# Boss MetalZone



## Mostdistortion (Dic 20, 2007)

Cuando encuentre el pcb tambien lo posteo.......... lo tenía, pero no se donde
Espero a alguien le sirva


----------



## Dano (Dic 21, 2007)

Pocoexperto: Te separo el mensaje tuyo para armar un tema nuevo, asi el foro queda ordenado.

Saludos


----------



## crimsonjazzbass (Dic 21, 2007)

Si no mal veo o creo, este circuito es para un pedal Boss Metal? si es así, tengo una pregunta sobre el armado de pedales para guitarras o bajos. El tema es q por internet circulan infinidad de circuitos de tales pedales. A lo q voy, estoy equivicado en la idea de q por mas q armemos esos pedales suenen de como suenan los originales?! Lo digo por la calidad de los materiales
Si alguien me puede aclarar estas dudas, seria genial!


----------



## Mostdistortion (Dic 23, 2007)

Antes que nada gracias Dano,
crimsonjazzbass, hay una diferencia, pero es mínima, por lo general, no es perceptible por el oído humano.

# # # # #

__CONSIGNA__. Escribe la continuación del hilo sobre el pedal Boss MetalZone a partir de su última frase. Las filas no hacen falta para nada de esto.

# # # # #

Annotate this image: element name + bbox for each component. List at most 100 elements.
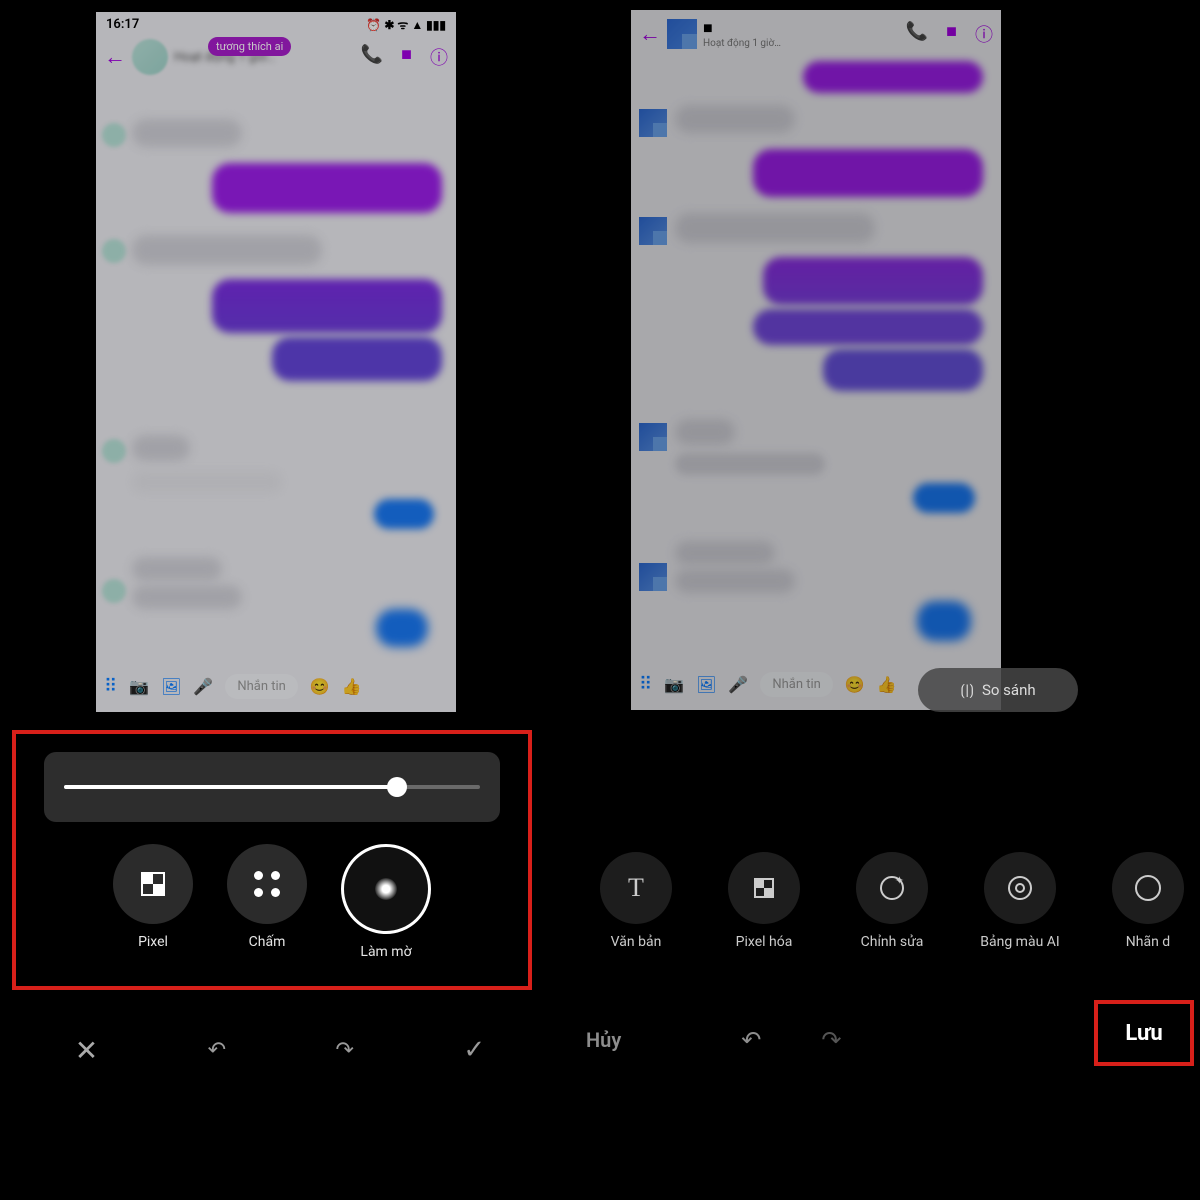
sent-msg (212, 163, 442, 213)
received-msg (132, 557, 222, 581)
tool-sticker-label: Nhãn d (1126, 934, 1170, 950)
right-screenshot: ← ■ Hoạt động 1 giờ… 📞 ■ ⓘ ⠿ � (631, 10, 1001, 710)
redo-icon[interactable]: ↷ (336, 1038, 354, 1063)
tool-pixelate[interactable]: Pixel hóa (710, 852, 818, 982)
msg-avatar (639, 423, 667, 451)
emoji-icon[interactable]: 😊 (845, 675, 865, 694)
blur-tool-panel: Pixel Chấm Làm mờ (12, 730, 532, 990)
msg-avatar (102, 239, 126, 263)
pixel-icon (141, 872, 165, 896)
chat-body (96, 79, 456, 659)
edit-icon (880, 876, 904, 900)
msg-avatar (102, 123, 126, 147)
close-icon[interactable]: ✕ (75, 1034, 98, 1067)
save-button[interactable]: Lưu (1094, 1000, 1194, 1066)
dots-icon (254, 871, 280, 897)
info-icon[interactable]: ⓘ (430, 44, 448, 70)
tool-palette[interactable]: Bảng màu AI (966, 852, 1074, 982)
left-screenshot: 16:17 ⏰ ✱ ᯤ ▲ ▮▮▮ ← Hoạt động 1 giờ… 📞 ■… (96, 12, 456, 712)
redo-icon[interactable]: ↷ (821, 1026, 841, 1054)
msg-avatar (102, 579, 126, 603)
emoji-icon[interactable]: 😊 (310, 677, 330, 696)
apps-icon[interactable]: ⠿ (104, 676, 117, 697)
tool-dot[interactable]: Chấm (227, 844, 307, 960)
received-msg (132, 471, 282, 493)
tool-sticker[interactable]: Nhãn d (1094, 852, 1200, 982)
tool-pixel[interactable]: Pixel (113, 844, 193, 960)
chat-input-bar: ⠿ 📷 🖼 🎤 Nhắn tin 😊 👍 (96, 666, 456, 706)
call-icon[interactable]: 📞 (361, 44, 383, 70)
clock: 16:17 (106, 17, 139, 32)
back-icon[interactable]: ← (639, 21, 661, 47)
mic-icon[interactable]: 🎤 (193, 677, 213, 696)
sent-msg-blue (913, 483, 975, 513)
video-icon[interactable]: ■ (401, 44, 412, 70)
received-msg (132, 235, 322, 265)
msg-avatar (639, 109, 667, 137)
msg-avatar (639, 563, 667, 591)
sent-msg-blue (917, 601, 971, 641)
tool-dot-label: Chấm (249, 934, 286, 950)
received-msg (675, 105, 795, 133)
contact-avatar[interactable] (132, 39, 168, 75)
contact-status: Hoạt động 1 giờ… (703, 38, 781, 49)
tool-blur-label: Làm mờ (360, 944, 411, 960)
back-icon[interactable]: ← (104, 44, 126, 70)
undo-icon[interactable]: ↶ (208, 1038, 226, 1063)
blur-icon (375, 878, 397, 900)
gallery-icon[interactable]: 🖼 (161, 677, 181, 696)
compare-button[interactable]: ⟮|⟯ So sánh (918, 668, 1078, 712)
cancel-button[interactable]: Hủy (586, 1028, 621, 1052)
gallery-icon[interactable]: 🖼 (696, 675, 716, 694)
tool-edit[interactable]: Chỉnh sửa (838, 852, 946, 982)
compare-icon: ⟮|⟯ (960, 681, 974, 699)
tool-blur[interactable]: Làm mờ (341, 844, 431, 960)
edit-toolbar: T Văn bản Pixel hóa Chỉnh sửa Bảng màu A… (568, 852, 1200, 982)
received-msg (675, 213, 875, 243)
video-icon[interactable]: ■ (946, 21, 957, 47)
undo-icon[interactable]: ↶ (741, 1026, 761, 1054)
sent-msg-blue (376, 609, 428, 647)
received-msg (132, 585, 242, 609)
left-footer: ✕ ↶ ↷ ✓ (20, 1020, 540, 1080)
tool-pixelate-label: Pixel hóa (736, 934, 793, 950)
received-msg (675, 453, 825, 475)
confirm-icon[interactable]: ✓ (463, 1035, 485, 1065)
received-msg (132, 435, 190, 461)
received-msg (132, 119, 242, 147)
info-icon[interactable]: ⓘ (975, 21, 993, 47)
apps-icon[interactable]: ⠿ (639, 674, 652, 695)
call-icon[interactable]: 📞 (906, 21, 928, 47)
sent-msg (272, 337, 442, 381)
slider-knob[interactable] (387, 777, 407, 797)
message-input[interactable]: Nhắn tin (225, 674, 298, 699)
contact-avatar[interactable] (667, 19, 697, 49)
sent-msg (212, 279, 442, 333)
msg-avatar (639, 217, 667, 245)
status-bar: 16:17 ⏰ ✱ ᯤ ▲ ▮▮▮ (96, 12, 456, 35)
message-input[interactable]: Nhắn tin (760, 672, 833, 697)
palette-icon (1008, 876, 1032, 900)
tag-chip: tương thích ai (208, 37, 291, 56)
camera-icon[interactable]: 📷 (129, 677, 149, 696)
like-icon[interactable]: 👍 (877, 675, 897, 694)
camera-icon[interactable]: 📷 (664, 675, 684, 694)
msg-avatar (102, 439, 126, 463)
sent-msg (803, 61, 983, 93)
sticker-icon (1135, 875, 1161, 901)
like-icon[interactable]: 👍 (342, 677, 362, 696)
intensity-slider[interactable] (44, 752, 500, 822)
tool-pixel-label: Pixel (138, 934, 168, 950)
sent-msg (753, 149, 983, 197)
received-msg (675, 541, 775, 565)
received-msg (675, 569, 795, 593)
tool-text[interactable]: T Văn bản (582, 852, 690, 982)
sent-msg (763, 257, 983, 305)
received-msg (675, 419, 735, 445)
chat-header: ← Hoạt động 1 giờ… 📞 ■ ⓘ tương thích ai (96, 35, 456, 79)
tool-palette-label: Bảng màu AI (980, 934, 1059, 950)
sent-msg-blue (374, 499, 434, 529)
mic-icon[interactable]: 🎤 (728, 675, 748, 694)
tool-edit-label: Chỉnh sửa (861, 934, 924, 950)
chat-body (631, 53, 1001, 653)
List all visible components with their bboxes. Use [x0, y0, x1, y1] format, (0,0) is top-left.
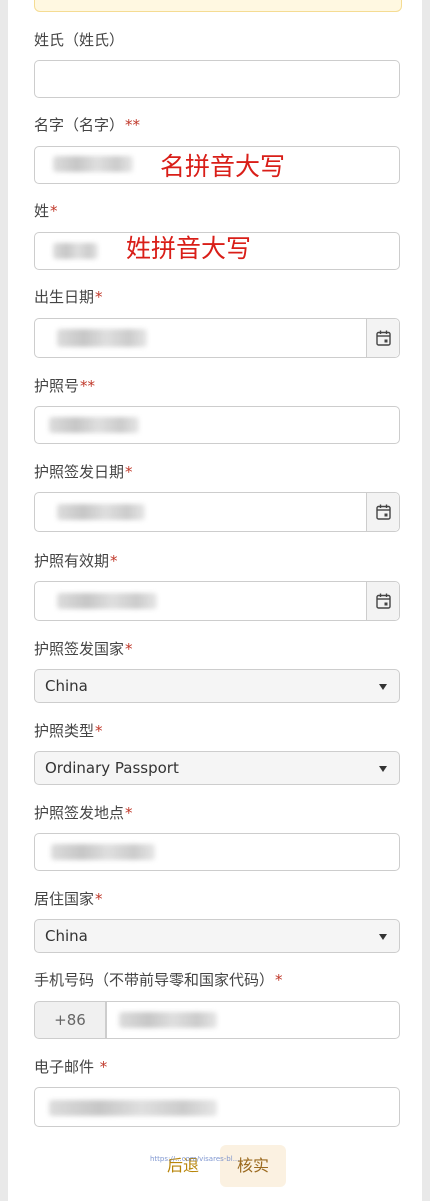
redacted-value [119, 1012, 217, 1028]
passport-type-select[interactable]: Ordinary Passport [34, 751, 400, 785]
redacted-value [49, 1100, 217, 1116]
required-mark: * [125, 640, 133, 658]
select-value: China [45, 927, 88, 945]
phone-input[interactable] [106, 1001, 400, 1039]
required-mark: * [110, 552, 118, 570]
watermark-url: https://...com/visares-bl... [150, 1155, 240, 1163]
passport-number-label: 护照号** [34, 377, 96, 395]
redacted-value [57, 504, 145, 520]
redacted-value [57, 329, 147, 347]
email-input[interactable] [34, 1087, 400, 1127]
passport-number-input[interactable] [34, 406, 400, 444]
residence-country-label: 居住国家* [34, 890, 103, 908]
birth-date-input[interactable] [34, 318, 400, 358]
back-button[interactable]: 后退 [160, 1148, 206, 1184]
required-mark: * [99, 1058, 108, 1076]
calendar-icon [376, 330, 391, 346]
phone-country-code: +86 [34, 1001, 106, 1039]
required-mark: ** [125, 116, 141, 134]
required-mark: * [50, 202, 58, 220]
birth-date-picker-button[interactable] [366, 319, 399, 357]
passport-type-label: 护照类型* [34, 722, 103, 740]
passport-issue-country-select[interactable]: China [34, 669, 400, 703]
passport-expiry-input[interactable] [34, 581, 400, 621]
verify-button[interactable]: 核实 [220, 1145, 286, 1187]
required-mark: * [275, 971, 283, 989]
caret-down-icon [379, 934, 387, 940]
email-label: 电子邮件 * [34, 1058, 108, 1076]
redacted-value [53, 243, 98, 259]
phone-label: 手机号码（不带前导零和国家代码）* [34, 971, 283, 989]
surname-annotation: 姓拼音大写 [126, 234, 252, 263]
select-value: China [45, 677, 88, 695]
caret-down-icon [379, 684, 387, 690]
notice-box [34, 0, 402, 12]
redacted-value [51, 844, 155, 860]
birth-date-label: 出生日期* [34, 288, 103, 306]
passport-expiry-picker-button[interactable] [366, 582, 399, 620]
caret-down-icon [379, 766, 387, 772]
passport-issue-place-input[interactable] [34, 833, 400, 871]
passport-issue-country-label: 护照签发国家* [34, 640, 133, 658]
residence-country-select[interactable]: China [34, 919, 400, 953]
redacted-value [53, 156, 133, 172]
surname-local-input[interactable] [34, 60, 400, 98]
passport-issue-place-label: 护照签发地点* [34, 804, 133, 822]
surname-local-label: 姓氏（姓氏） [34, 31, 125, 49]
surname-label: 姓* [34, 202, 58, 220]
calendar-icon [376, 504, 391, 520]
required-mark: * [95, 722, 103, 740]
passport-issue-date-picker-button[interactable] [366, 493, 399, 531]
given-name-annotation: 名拼音大写 [160, 152, 286, 181]
select-value: Ordinary Passport [45, 759, 179, 777]
given-name-label: 名字（名字）** [34, 116, 141, 134]
required-mark: ** [80, 377, 96, 395]
required-mark: * [125, 463, 133, 481]
required-mark: * [95, 288, 103, 306]
passport-issue-date-label: 护照签发日期* [34, 463, 133, 481]
redacted-value [57, 593, 157, 609]
passport-expiry-label: 护照有效期* [34, 552, 118, 570]
required-mark: * [125, 804, 133, 822]
redacted-value [49, 417, 139, 433]
passport-issue-date-input[interactable] [34, 492, 400, 532]
calendar-icon [376, 593, 391, 609]
required-mark: * [95, 890, 103, 908]
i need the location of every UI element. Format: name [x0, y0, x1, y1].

# # # # #

__RESULTADO__.
Lo que le da la calidad es el diseño del circuito. Yo arme varios pedales "reciclando" radios viejas y suenan igual que las muestras de esos mismos pedales en internet, lo que aveces retrasa el armado es conseguir algunos componentes con valores "raros"

Saludos.


----------



## crimsonjazzbass (Dic 24, 2007)

aja, yo pregunto esto por q tengo una experiencia con dos pedales Boss Delay, uno Japones y el otro Taiwanez, de mismo modelo. Probandolos, el japones es un caño! tira sonidos muy locos, encambio el taiwanez es muy pobre, ni llega a tirar esos sonidos. 
Por eso me imagino q puede llegar a ser el tema de la calidad de los componentes


----------



## Mostdistortion (Dic 27, 2007)

mmm... Ya si es mucha la diferencia, pensarìa que es otro el circuito (Simplemente marketing: un circuito algo simplificado para reducir costos) , o que alguno esté andando mal (?)
De la primera opción, es algo que se me ocurre, porque que sé que las guitarras Fender japonesas tiene una calidad bastante inferior respecto a las de EE.UU. ó mexicanas
Mi primer distorsiòn fué un drivemaster de Marshall (Semireciclado-Semi componentes nuevos) y no le noto la diferencia con el original, que lo tiene un amigo...

Saludos.


----------



## Mostdistortion (Ene 16, 2008)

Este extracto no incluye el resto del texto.